• _Exercise_
Write out the listing below exactly, and omit any images you find in it.
##### The records
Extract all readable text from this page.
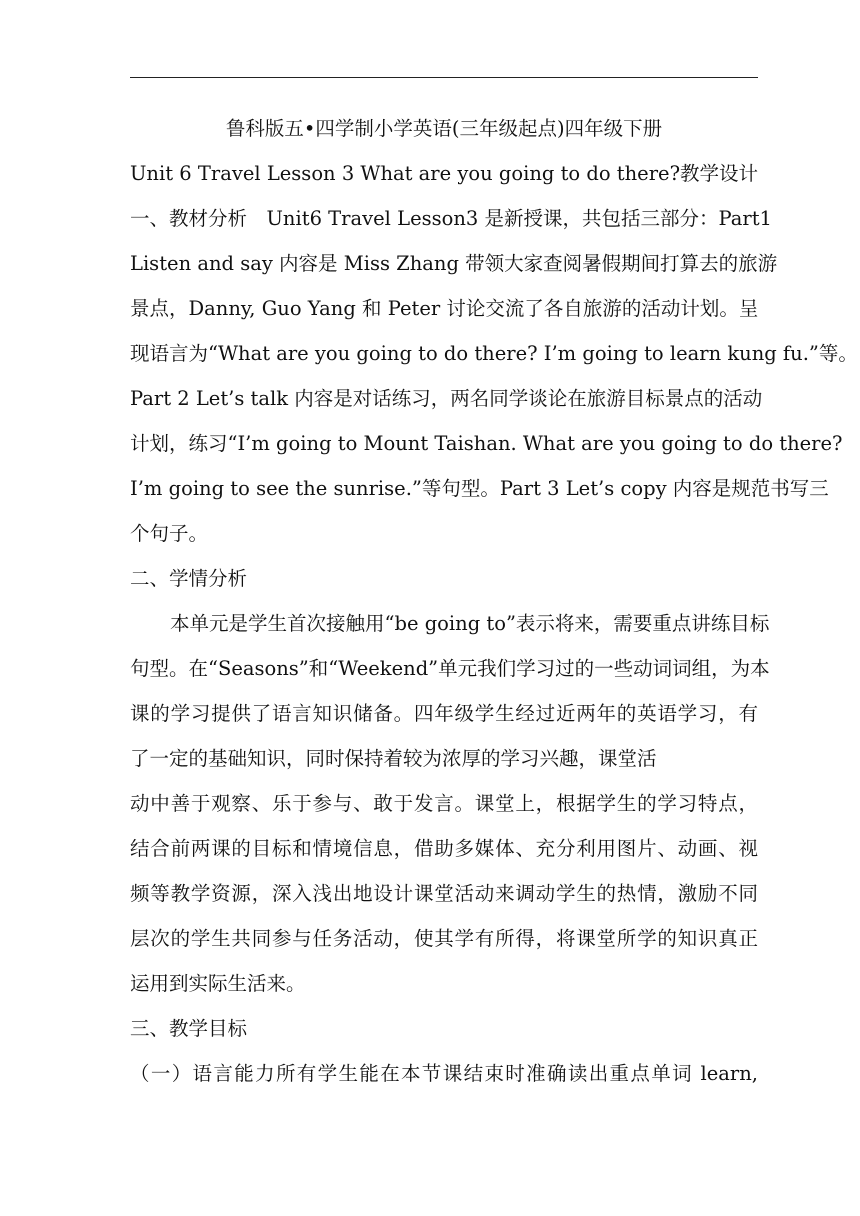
鲁科版五•四学制小学英语(三年级起点)四年级下册
Unit 6 Travel Lesson 3 What are you going to do there?教学设计
一、教材分析　Unit6 Travel Lesson3 是新授课，共包括三部分：Part1
Listen and say 内容是 Miss Zhang 带领大家查阅暑假期间打算去的旅游
景点，Danny, Guo Yang 和 Peter 讨论交流了各自旅游的活动计划。呈
现语言为“What are you going to do there? I’m going to learn kung fu.”等。
Part 2 Let’s talk 内容是对话练习，两名同学谈论在旅游目标景点的活动
计划，练习“I’m going to Mount Taishan. What are you going to do there?
I’m going to see the sunrise.”等句型。Part 3 Let’s copy 内容是规范书写三
个句子。
二、学情分析
本单元是学生首次接触用“be going to”表示将来，需要重点讲练目标
句型。在“Seasons”和“Weekend”单元我们学习过的一些动词词组，为本
课的学习提供了语言知识储备。四年级学生经过近两年的英语学习，有
了一定的基础知识，同时保持着较为浓厚的学习兴趣，课堂活
动中善于观察、乐于参与、敢于发言。课堂上，根据学生的学习特点，
结合前两课的目标和情境信息，借助多媒体、充分利用图片、动画、视
频等教学资源，深入浅出地设计课堂活动来调动学生的热情，激励不同
层次的学生共同参与任务活动，使其学有所得，将课堂所学的知识真正
运用到实际生活来。
三、教学目标
（一）语言能力所有学生能在本节课结束时准确读出重点单词 learn,
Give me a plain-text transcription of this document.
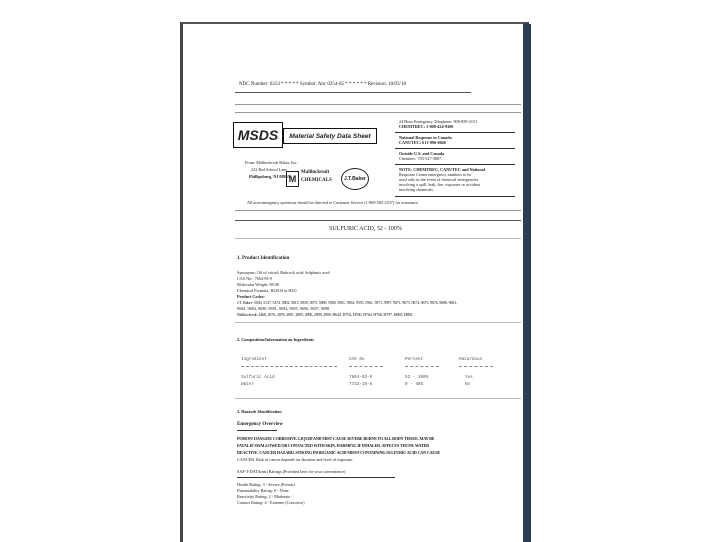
NDC Number: 0254 * * * * * Symbol: Abc 0254-05 * * * * * * Revision: 10/03/18
MSDS	Material Safety Data Sheet
From: Mallinckrodt Baker, Inc.
222 Red School Lane
Phillipsburg, NJ 08865
M
Mallinckrodt
CHEMICALS	J.T.Baker
24 Hour Emergency Telephone: 908-859-2151
CHEMTREC: 1-800-424-9300
National Response in Canada
CANUTEC: 613-996-6666
Outside U.S. and Canada
Chemtrec: 703-527-3887
NOTE: CHEMTREC, CANUTEC and National
Response Center emergency numbers to be
used only in the event of chemical emergencies
involving a spill, leak, fire, exposure or accident
involving chemicals.
All non-emergency questions should be directed to Customer Service (1-800-582-2537) for assistance.
SULFURIC ACID, 52 - 100%
1. Product Identification
Synonyms: Oil of vitriol; Babcock acid; Sulphuric acid
CAS No.: 7664-93-9
Molecular Weight: 98.08
Chemical Formula: H2SO4 in H2O
Product Codes:
J.T. Baker: 5030, 5137, 5374, 5802, 5815, 5859, 5875, 5889, 5900, 5901, 5904, 5955, 5961, 5971, 5997, 9671, 9673, 9674, 9675, 9676, 9680, 9681,
9682, 9684, 9690, 9691, 9694, 9695, 9696, 9697, 9698
Mallinckrodt: 2468, 2876, 2878, 2891, 2895, 2896, 2898, 2900, H644, H754, H760, H764, H766, H797, H865, H892
2. Composition/Information on Ingredients
Ingredient	CAS No	Percent	Hazardous
Sulfuric Acid	7664-93-9	52 - 100%	Yes
Water	7732-18-5	0 - 48%	No
3. Hazards Identification
Emergency Overview
POISON! DANGER! CORROSIVE. LIQUID AND MIST CAUSE SEVERE BURNS TO ALL BODY TISSUE. MAY BE
FATAL IF SWALLOWED OR CONTACTED WITH SKIN. HARMFUL IF INHALED. AFFECTS TEETH. WATER
REACTIVE. CANCER HAZARD. STRONG INORGANIC ACID MISTS CONTAINING SULFURIC ACID CAN CAUSE
CANCER. Risk of cancer depends on duration and level of exposure.
SAF-T-DATA(tm) Ratings (Provided here for your convenience)
Health Rating: 3 - Severe (Poison)
Flammability Rating: 0 - None
Reactivity Rating: 2 - Moderate
Contact Rating: 4 - Extreme (Corrosive)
##########
• _The completed task_
Extract all readable text from this page.
鲁科版五•四学制小学英语(三年级起点)四年级下册
Unit 6 Travel Lesson 3 What are you going to do there?教学设计
一、教材分析　Unit6 Travel Lesson3 是新授课，共包括三部分：Part1
Listen and say 内容是 Miss Zhang 带领大家查阅暑假期间打算去的旅游
景点，Danny, Guo Yang 和 Peter 讨论交流了各自旅游的活动计划。呈
现语言为“What are you going to do there? I’m going to learn kung fu.”等。
Part 2 Let’s talk 内容是对话练习，两名同学谈论在旅游目标景点的活动
计划，练习“I’m going to Mount Taishan. What are you going to do there?
I’m going to see the sunrise.”等句型。Part 3 Let’s copy 内容是规范书写三
个句子。
二、学情分析
本单元是学生首次接触用“be going to”表示将来，需要重点讲练目标
句型。在“Seasons”和“Weekend”单元我们学习过的一些动词词组，为本
课的学习提供了语言知识储备。四年级学生经过近两年的英语学习，有
了一定的基础知识，同时保持着较为浓厚的学习兴趣，课堂活
动中善于观察、乐于参与、敢于发言。课堂上，根据学生的学习特点，
结合前两课的目标和情境信息，借助多媒体、充分利用图片、动画、视
频等教学资源，深入浅出地设计课堂活动来调动学生的热情，激励不同
层次的学生共同参与任务活动，使其学有所得，将课堂所学的知识真正
运用到实际生活来。
三、教学目标
（一）语言能力所有学生能在本节课结束时准确读出重点单词 learn,
Give me a plain-text transcription of this document.
NDC Number: 0254 * * * * * Symbol: Abc 0254-05 * * * * * * Revision: 10/03/18
MSDS	Material Safety Data Sheet
From: Mallinckrodt Baker, Inc.
222 Red School Lane
Phillipsburg, NJ 08865
M
Mallinckrodt
CHEMICALS	J.T.Baker
24 Hour Emergency Telephone: 908-859-2151
CHEMTREC: 1-800-424-9300
National Response in Canada
CANUTEC: 613-996-6666
Outside U.S. and Canada
Chemtrec: 703-527-3887
NOTE: CHEMTREC, CANUTEC and National
Response Center emergency numbers to be
used only in the event of chemical emergencies
involving a spill, leak, fire, exposure or accident
involving chemicals.
All non-emergency questions should be directed to Customer Service (1-800-582-2537) for assistance.
SULFURIC ACID, 52 - 100%
1. Product Identification
Synonyms: Oil of vitriol; Babcock acid; Sulphuric acid
CAS No.: 7664-93-9
Molecular Weight: 98.08
Chemical Formula: H2SO4 in H2O
Product Codes:
J.T. Baker: 5030, 5137, 5374, 5802, 5815, 5859, 5875, 5889, 5900, 5901, 5904, 5955, 5961, 5971, 5997, 9671, 9673, 9674, 9675, 9676, 9680, 9681,
9682, 9684, 9690, 9691, 9694, 9695, 9696, 9697, 9698
Mallinckrodt: 2468, 2876, 2878, 2891, 2895, 2896, 2898, 2900, H644, H754, H760, H764, H766, H797, H865, H892
2. Composition/Information on Ingredients
Ingredient	CAS No	Percent	Hazardous
Sulfuric Acid	7664-93-9	52 - 100%	Yes
Water	7732-18-5	0 - 48%	No
3. Hazards Identification
Emergency Overview
POISON! DANGER! CORROSIVE. LIQUID AND MIST CAUSE SEVERE BURNS TO ALL BODY TISSUE. MAY BE
FATAL IF SWALLOWED OR CONTACTED WITH SKIN. HARMFUL IF INHALED. AFFECTS TEETH. WATER
REACTIVE. CANCER HAZARD. STRONG INORGANIC ACID MISTS CONTAINING SULFURIC ACID CAN CAUSE
CANCER. Risk of cancer depends on duration and level of exposure.
SAF-T-DATA(tm) Ratings (Provided here for your convenience)
Health Rating: 3 - Severe (Poison)
Flammability Rating: 0 - None
Reactivity Rating: 2 - Moderate
Contact Rating: 4 - Extreme (Corrosive)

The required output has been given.